→ **Short task**: Collect every line of the records below that contains the word "activation".

Collection entries:
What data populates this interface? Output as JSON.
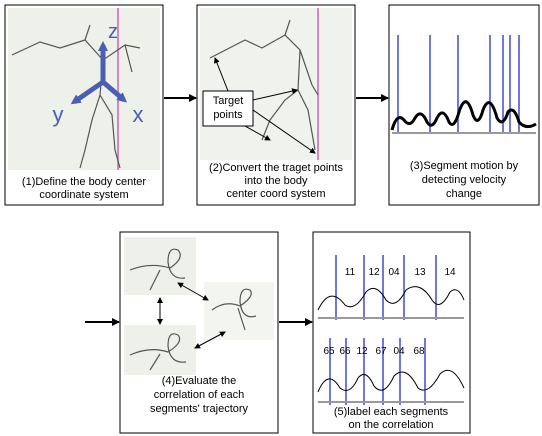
{
  "panels": [
    {
      "caption": [
        "(1)Define the body center",
        "coordinate system"
      ],
      "axes": [
        "z",
        "y",
        "x"
      ]
    },
    {
      "caption": [
        "(2)Convert the traget points",
        "into the body",
        "center coord system"
      ],
      "callout": [
        "Target",
        "points"
      ]
    },
    {
      "caption": [
        "(3)Segment motion by",
        "detecting velocity",
        "change"
      ]
    },
    {
      "caption": [
        "(4)Evaluate the",
        "correlation of each",
        "segments' trajectory"
      ]
    },
    {
      "caption": [
        "(5)label each segments",
        "on the correlation"
      ],
      "top_labels": [
        "11",
        "12",
        "04",
        "13",
        "14"
      ],
      "bottom_labels": [
        "65",
        "66",
        "12",
        "67",
        "04",
        "68"
      ]
    }
  ]
}
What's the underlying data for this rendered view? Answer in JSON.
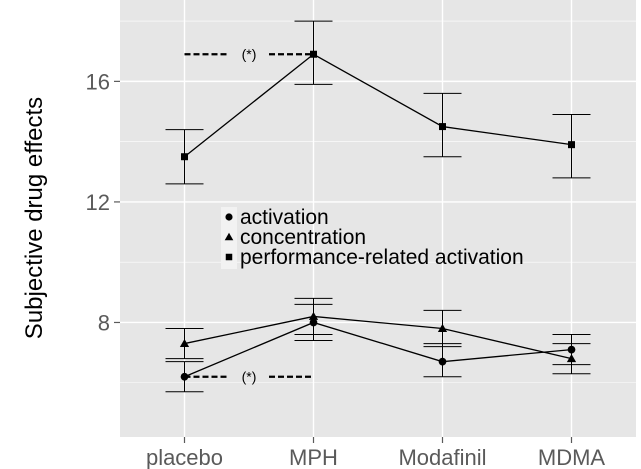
{
  "chart_data": {
    "type": "line",
    "title": "",
    "xlabel": "",
    "ylabel": "Subjective drug effects",
    "categories": [
      "placebo",
      "MPH",
      "Modafinil",
      "MDMA"
    ],
    "ylim": [
      4.2,
      18.7
    ],
    "yticks": [
      8,
      12,
      16
    ],
    "grid": true,
    "legend_position": "center-left",
    "series": [
      {
        "name": "activation",
        "marker": "circle",
        "values": [
          6.2,
          8.0,
          6.7,
          7.1
        ],
        "error_low": [
          5.7,
          7.4,
          6.2,
          6.6
        ],
        "error_high": [
          6.7,
          8.6,
          7.3,
          7.6
        ]
      },
      {
        "name": "concentration",
        "marker": "triangle",
        "values": [
          7.3,
          8.2,
          7.8,
          6.8
        ],
        "error_low": [
          6.8,
          7.6,
          7.2,
          6.3
        ],
        "error_high": [
          7.8,
          8.8,
          8.4,
          7.3
        ]
      },
      {
        "name": "performance-related activation",
        "marker": "square",
        "values": [
          13.5,
          16.9,
          14.5,
          13.9
        ],
        "error_low": [
          12.6,
          15.9,
          13.5,
          12.8
        ],
        "error_high": [
          14.4,
          18.0,
          15.6,
          14.9
        ]
      }
    ],
    "annotations": [
      {
        "text": "(*)",
        "y": 16.9,
        "x_from": "placebo",
        "x_to": "MPH"
      },
      {
        "text": "(*)",
        "y": 6.2,
        "x_from": "placebo",
        "x_to": "MPH"
      }
    ],
    "colors": {
      "panel": "#e6e6e6",
      "grid": "#ffffff",
      "line": "#000000"
    }
  }
}
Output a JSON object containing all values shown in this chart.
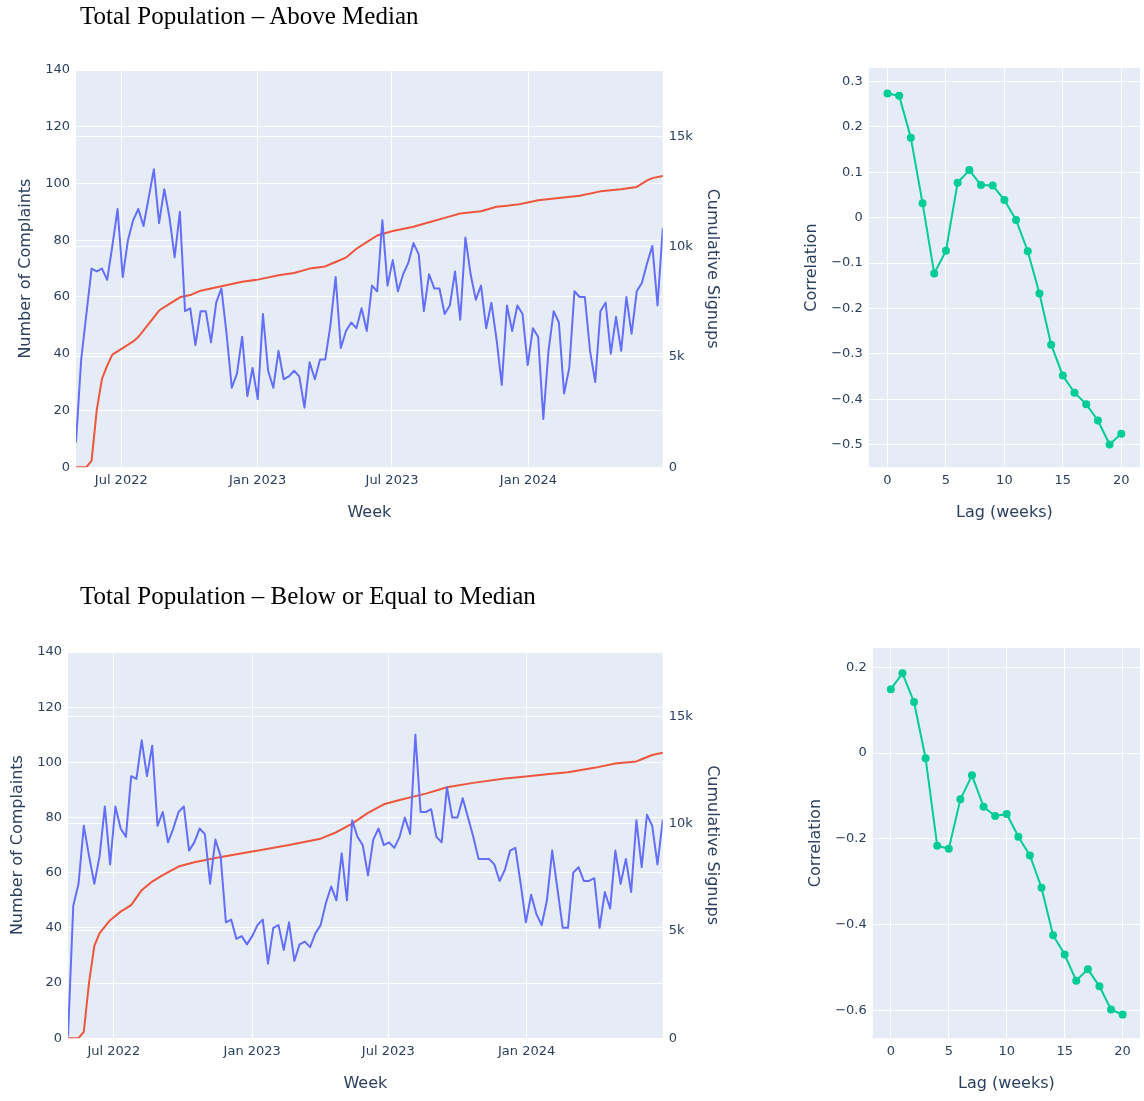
{
  "chart_data": [
    {
      "type": "line",
      "title": "Total Population – Above Median",
      "xlabel": "Week",
      "ylabel": "Number of Complaints",
      "y2label": "Cumulative Signups",
      "grid": true,
      "x": [
        "2022-05-01",
        "2022-05-08",
        "2022-05-15",
        "2022-05-22",
        "2022-05-29",
        "2022-06-05",
        "2022-06-12",
        "2022-06-19",
        "2022-06-26",
        "2022-07-03",
        "2022-07-10",
        "2022-07-17",
        "2022-07-24",
        "2022-07-31",
        "2022-08-07",
        "2022-08-14",
        "2022-08-21",
        "2022-08-28",
        "2022-09-04",
        "2022-09-11",
        "2022-09-18",
        "2022-09-25",
        "2022-10-02",
        "2022-10-09",
        "2022-10-16",
        "2022-10-23",
        "2022-10-30",
        "2022-11-06",
        "2022-11-13",
        "2022-11-20",
        "2022-11-27",
        "2022-12-04",
        "2022-12-11",
        "2022-12-18",
        "2022-12-25",
        "2023-01-01",
        "2023-01-08",
        "2023-01-15",
        "2023-01-22",
        "2023-01-29",
        "2023-02-05",
        "2023-02-12",
        "2023-02-19",
        "2023-02-26",
        "2023-03-05",
        "2023-03-12",
        "2023-03-19",
        "2023-03-26",
        "2023-04-02",
        "2023-04-09",
        "2023-04-16",
        "2023-04-23",
        "2023-04-30",
        "2023-05-07",
        "2023-05-14",
        "2023-05-21",
        "2023-05-28",
        "2023-06-04",
        "2023-06-11",
        "2023-06-18",
        "2023-06-25",
        "2023-07-02",
        "2023-07-09",
        "2023-07-16",
        "2023-07-23",
        "2023-07-30",
        "2023-08-06",
        "2023-08-13",
        "2023-08-20",
        "2023-08-27",
        "2023-09-03",
        "2023-09-10",
        "2023-09-17",
        "2023-09-24",
        "2023-10-01",
        "2023-10-08",
        "2023-10-15",
        "2023-10-22",
        "2023-10-29",
        "2023-11-05",
        "2023-11-12",
        "2023-11-19",
        "2023-11-26",
        "2023-12-03",
        "2023-12-10",
        "2023-12-17",
        "2023-12-24",
        "2023-12-31",
        "2024-01-07",
        "2024-01-14",
        "2024-01-21",
        "2024-01-28",
        "2024-02-04",
        "2024-02-11",
        "2024-02-18",
        "2024-02-25",
        "2024-03-03",
        "2024-03-10",
        "2024-03-17",
        "2024-03-24",
        "2024-03-31",
        "2024-04-07",
        "2024-04-14",
        "2024-04-21",
        "2024-04-28",
        "2024-05-05",
        "2024-05-12",
        "2024-05-19",
        "2024-05-26",
        "2024-06-02",
        "2024-06-09",
        "2024-06-16",
        "2024-06-23",
        "2024-06-30"
      ],
      "xlim": [
        "2022-05-01",
        "2024-06-30"
      ],
      "xticks": [
        {
          "value": "2022-07-01",
          "label": "Jul 2022"
        },
        {
          "value": "2023-01-01",
          "label": "Jan 2023"
        },
        {
          "value": "2023-07-01",
          "label": "Jul 2023"
        },
        {
          "value": "2024-01-01",
          "label": "Jan 2024"
        }
      ],
      "ylim": [
        0,
        140
      ],
      "yticks": [
        0,
        20,
        40,
        60,
        80,
        100,
        120,
        140
      ],
      "y2lim": [
        0,
        18000
      ],
      "y2ticks": [
        0,
        {
          "value": 5000,
          "label": "5k"
        },
        {
          "value": 10000,
          "label": "10k"
        },
        {
          "value": 15000,
          "label": "15k"
        }
      ],
      "series": [
        {
          "color": "#636efa",
          "values": [
            9,
            38,
            54,
            70,
            69,
            70,
            66,
            78,
            91,
            67,
            80,
            87,
            91,
            85,
            95,
            105,
            86,
            98,
            88,
            74,
            90,
            55,
            56,
            43,
            55,
            55,
            44,
            58,
            63,
            47,
            28,
            33,
            46,
            25,
            35,
            24,
            54,
            34,
            28,
            41,
            31,
            32,
            34,
            32,
            21,
            37,
            31,
            38,
            38,
            50,
            67,
            42,
            48,
            51,
            49,
            56,
            48,
            64,
            62,
            87,
            64,
            73,
            62,
            68,
            72,
            79,
            75,
            55,
            68,
            63,
            63,
            54,
            57,
            69,
            52,
            81,
            68,
            59,
            64,
            49,
            58,
            45,
            29,
            57,
            48,
            57,
            54,
            36,
            49,
            46,
            17,
            41,
            55,
            51,
            26,
            35,
            62,
            60,
            60,
            41,
            30,
            55,
            58,
            40,
            53,
            41,
            60,
            47,
            62,
            65,
            72,
            78,
            57,
            84
          ]
        },
        {
          "color": "#ef553b",
          "axis": "y2",
          "x": [
            "2022-05-01",
            "2022-05-15",
            "2022-05-22",
            "2022-05-29",
            "2022-06-05",
            "2022-06-12",
            "2022-06-19",
            "2022-07-03",
            "2022-07-17",
            "2022-07-24",
            "2022-08-07",
            "2022-08-21",
            "2022-09-04",
            "2022-09-18",
            "2022-10-02",
            "2022-10-16",
            "2022-11-13",
            "2022-12-11",
            "2023-01-01",
            "2023-01-29",
            "2023-02-19",
            "2023-03-12",
            "2023-04-02",
            "2023-04-16",
            "2023-04-30",
            "2023-05-14",
            "2023-05-28",
            "2023-06-11",
            "2023-07-02",
            "2023-07-30",
            "2023-08-20",
            "2023-09-10",
            "2023-10-01",
            "2023-10-29",
            "2023-11-19",
            "2023-12-17",
            "2023-12-31",
            "2024-01-14",
            "2024-02-11",
            "2024-03-10",
            "2024-04-07",
            "2024-05-05",
            "2024-05-26",
            "2024-06-09",
            "2024-06-16",
            "2024-06-30"
          ],
          "values": [
            0,
            0,
            300,
            2600,
            4000,
            4600,
            5100,
            5400,
            5700,
            5900,
            6500,
            7100,
            7400,
            7700,
            7800,
            8000,
            8200,
            8400,
            8500,
            8700,
            8800,
            9000,
            9100,
            9300,
            9500,
            9900,
            10200,
            10500,
            10700,
            10900,
            11100,
            11300,
            11500,
            11600,
            11800,
            11900,
            12000,
            12100,
            12200,
            12300,
            12500,
            12600,
            12700,
            13000,
            13100,
            13200
          ]
        }
      ]
    },
    {
      "type": "line",
      "xlabel": "Lag (weeks)",
      "ylabel": "Correlation",
      "grid": true,
      "marker": "circle",
      "x": [
        0,
        1,
        2,
        3,
        4,
        5,
        6,
        7,
        8,
        9,
        10,
        11,
        12,
        13,
        14,
        15,
        16,
        17,
        18,
        19,
        20
      ],
      "xlim": [
        -1.6,
        21.6
      ],
      "xticks": [
        0,
        5,
        10,
        15,
        20
      ],
      "ylim": [
        -0.55,
        0.33
      ],
      "yticks": [
        {
          "value": -0.5,
          "label": "−0.5"
        },
        {
          "value": -0.4,
          "label": "−0.4"
        },
        {
          "value": -0.3,
          "label": "−0.3"
        },
        {
          "value": -0.2,
          "label": "−0.2"
        },
        {
          "value": -0.1,
          "label": "−0.1"
        },
        0,
        0.1,
        0.2,
        0.3
      ],
      "series": [
        {
          "color": "#00cc96",
          "values": [
            0.274,
            0.269,
            0.176,
            0.032,
            -0.123,
            -0.073,
            0.077,
            0.105,
            0.072,
            0.071,
            0.039,
            -0.005,
            -0.074,
            -0.167,
            -0.28,
            -0.348,
            -0.386,
            -0.411,
            -0.447,
            -0.5,
            -0.476
          ]
        }
      ]
    },
    {
      "type": "line",
      "title": "Total Population – Below or Equal to Median",
      "xlabel": "Week",
      "ylabel": "Number of Complaints",
      "y2label": "Cumulative Signups",
      "grid": true,
      "x": [
        "2022-05-01",
        "2022-05-08",
        "2022-05-15",
        "2022-05-22",
        "2022-05-29",
        "2022-06-05",
        "2022-06-12",
        "2022-06-19",
        "2022-06-26",
        "2022-07-03",
        "2022-07-10",
        "2022-07-17",
        "2022-07-24",
        "2022-07-31",
        "2022-08-07",
        "2022-08-14",
        "2022-08-21",
        "2022-08-28",
        "2022-09-04",
        "2022-09-11",
        "2022-09-18",
        "2022-09-25",
        "2022-10-02",
        "2022-10-09",
        "2022-10-16",
        "2022-10-23",
        "2022-10-30",
        "2022-11-06",
        "2022-11-13",
        "2022-11-20",
        "2022-11-27",
        "2022-12-04",
        "2022-12-11",
        "2022-12-18",
        "2022-12-25",
        "2023-01-01",
        "2023-01-08",
        "2023-01-15",
        "2023-01-22",
        "2023-01-29",
        "2023-02-05",
        "2023-02-12",
        "2023-02-19",
        "2023-02-26",
        "2023-03-05",
        "2023-03-12",
        "2023-03-19",
        "2023-03-26",
        "2023-04-02",
        "2023-04-09",
        "2023-04-16",
        "2023-04-23",
        "2023-04-30",
        "2023-05-07",
        "2023-05-14",
        "2023-05-21",
        "2023-05-28",
        "2023-06-04",
        "2023-06-11",
        "2023-06-18",
        "2023-06-25",
        "2023-07-02",
        "2023-07-09",
        "2023-07-16",
        "2023-07-23",
        "2023-07-30",
        "2023-08-06",
        "2023-08-13",
        "2023-08-20",
        "2023-08-27",
        "2023-09-03",
        "2023-09-10",
        "2023-09-17",
        "2023-09-24",
        "2023-10-01",
        "2023-10-08",
        "2023-10-15",
        "2023-10-22",
        "2023-10-29",
        "2023-11-05",
        "2023-11-12",
        "2023-11-19",
        "2023-11-26",
        "2023-12-03",
        "2023-12-10",
        "2023-12-17",
        "2023-12-24",
        "2023-12-31",
        "2024-01-07",
        "2024-01-14",
        "2024-01-21",
        "2024-01-28",
        "2024-02-04",
        "2024-02-11",
        "2024-02-18",
        "2024-02-25",
        "2024-03-03",
        "2024-03-10",
        "2024-03-17",
        "2024-03-24",
        "2024-03-31",
        "2024-04-07",
        "2024-04-14",
        "2024-04-21",
        "2024-04-28",
        "2024-05-05",
        "2024-05-12",
        "2024-05-19",
        "2024-05-26",
        "2024-06-02",
        "2024-06-09",
        "2024-06-16",
        "2024-06-23",
        "2024-06-30"
      ],
      "xlim": [
        "2022-05-01",
        "2024-06-30"
      ],
      "xticks": [
        {
          "value": "2022-07-01",
          "label": "Jul 2022"
        },
        {
          "value": "2023-01-01",
          "label": "Jan 2023"
        },
        {
          "value": "2023-07-01",
          "label": "Jul 2023"
        },
        {
          "value": "2024-01-01",
          "label": "Jan 2024"
        }
      ],
      "ylim": [
        0,
        140
      ],
      "yticks": [
        0,
        20,
        40,
        60,
        80,
        100,
        120,
        140
      ],
      "y2lim": [
        0,
        18000
      ],
      "y2ticks": [
        0,
        {
          "value": 5000,
          "label": "5k"
        },
        {
          "value": 10000,
          "label": "10k"
        },
        {
          "value": 15000,
          "label": "15k"
        }
      ],
      "series": [
        {
          "color": "#636efa",
          "values": [
            1,
            48,
            56,
            77,
            66,
            56,
            66,
            84,
            63,
            84,
            76,
            73,
            95,
            94,
            108,
            95,
            106,
            77,
            82,
            71,
            76,
            82,
            84,
            68,
            71,
            76,
            74,
            56,
            72,
            66,
            42,
            43,
            36,
            37,
            34,
            37,
            41,
            43,
            27,
            40,
            41,
            32,
            42,
            28,
            34,
            35,
            33,
            38,
            41,
            49,
            55,
            50,
            67,
            50,
            79,
            73,
            70,
            59,
            72,
            76,
            70,
            71,
            69,
            73,
            80,
            74,
            110,
            82,
            82,
            83,
            73,
            71,
            91,
            80,
            80,
            87,
            80,
            73,
            65,
            65,
            65,
            63,
            57,
            61,
            68,
            69,
            56,
            42,
            52,
            45,
            41,
            50,
            68,
            54,
            40,
            40,
            60,
            62,
            57,
            57,
            58,
            40,
            53,
            47,
            68,
            56,
            65,
            53,
            79,
            62,
            81,
            77,
            63,
            79
          ]
        },
        {
          "color": "#ef553b",
          "axis": "y2",
          "x": [
            "2022-05-01",
            "2022-05-15",
            "2022-05-22",
            "2022-05-29",
            "2022-06-05",
            "2022-06-12",
            "2022-06-26",
            "2022-07-10",
            "2022-07-24",
            "2022-08-07",
            "2022-08-21",
            "2022-09-04",
            "2022-09-25",
            "2022-10-16",
            "2022-11-13",
            "2023-01-01",
            "2023-02-19",
            "2023-04-02",
            "2023-04-23",
            "2023-05-14",
            "2023-06-04",
            "2023-06-25",
            "2023-07-16",
            "2023-08-20",
            "2023-09-17",
            "2023-10-22",
            "2023-12-03",
            "2023-12-31",
            "2024-01-28",
            "2024-02-25",
            "2024-03-31",
            "2024-04-28",
            "2024-05-26",
            "2024-06-02",
            "2024-06-16",
            "2024-06-30"
          ],
          "values": [
            0,
            0,
            300,
            2600,
            4300,
            4900,
            5500,
            5900,
            6200,
            6900,
            7300,
            7600,
            8000,
            8200,
            8400,
            8700,
            9000,
            9300,
            9600,
            10000,
            10500,
            10900,
            11100,
            11400,
            11700,
            11900,
            12100,
            12200,
            12300,
            12400,
            12600,
            12800,
            12900,
            13000,
            13200,
            13300
          ]
        }
      ]
    },
    {
      "type": "line",
      "xlabel": "Lag (weeks)",
      "ylabel": "Correlation",
      "grid": true,
      "marker": "circle",
      "x": [
        0,
        1,
        2,
        3,
        4,
        5,
        6,
        7,
        8,
        9,
        10,
        11,
        12,
        13,
        14,
        15,
        16,
        17,
        18,
        19,
        20
      ],
      "xlim": [
        -1.56,
        21.5
      ],
      "xticks": [
        0,
        5,
        10,
        15,
        20
      ],
      "ylim": [
        -0.665,
        0.245
      ],
      "yticks": [
        {
          "value": -0.6,
          "label": "−0.6"
        },
        {
          "value": -0.4,
          "label": "−0.4"
        },
        {
          "value": -0.2,
          "label": "−0.2"
        },
        0,
        0.2
      ],
      "series": [
        {
          "color": "#00cc96",
          "values": [
            0.149,
            0.186,
            0.119,
            -0.012,
            -0.216,
            -0.223,
            -0.108,
            -0.052,
            -0.125,
            -0.147,
            -0.142,
            -0.195,
            -0.239,
            -0.314,
            -0.425,
            -0.47,
            -0.531,
            -0.504,
            -0.544,
            -0.598,
            -0.61
          ]
        }
      ]
    }
  ]
}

→ **Solution to this exercise**:
        "name": "activation",
        "name": "performance-related activation",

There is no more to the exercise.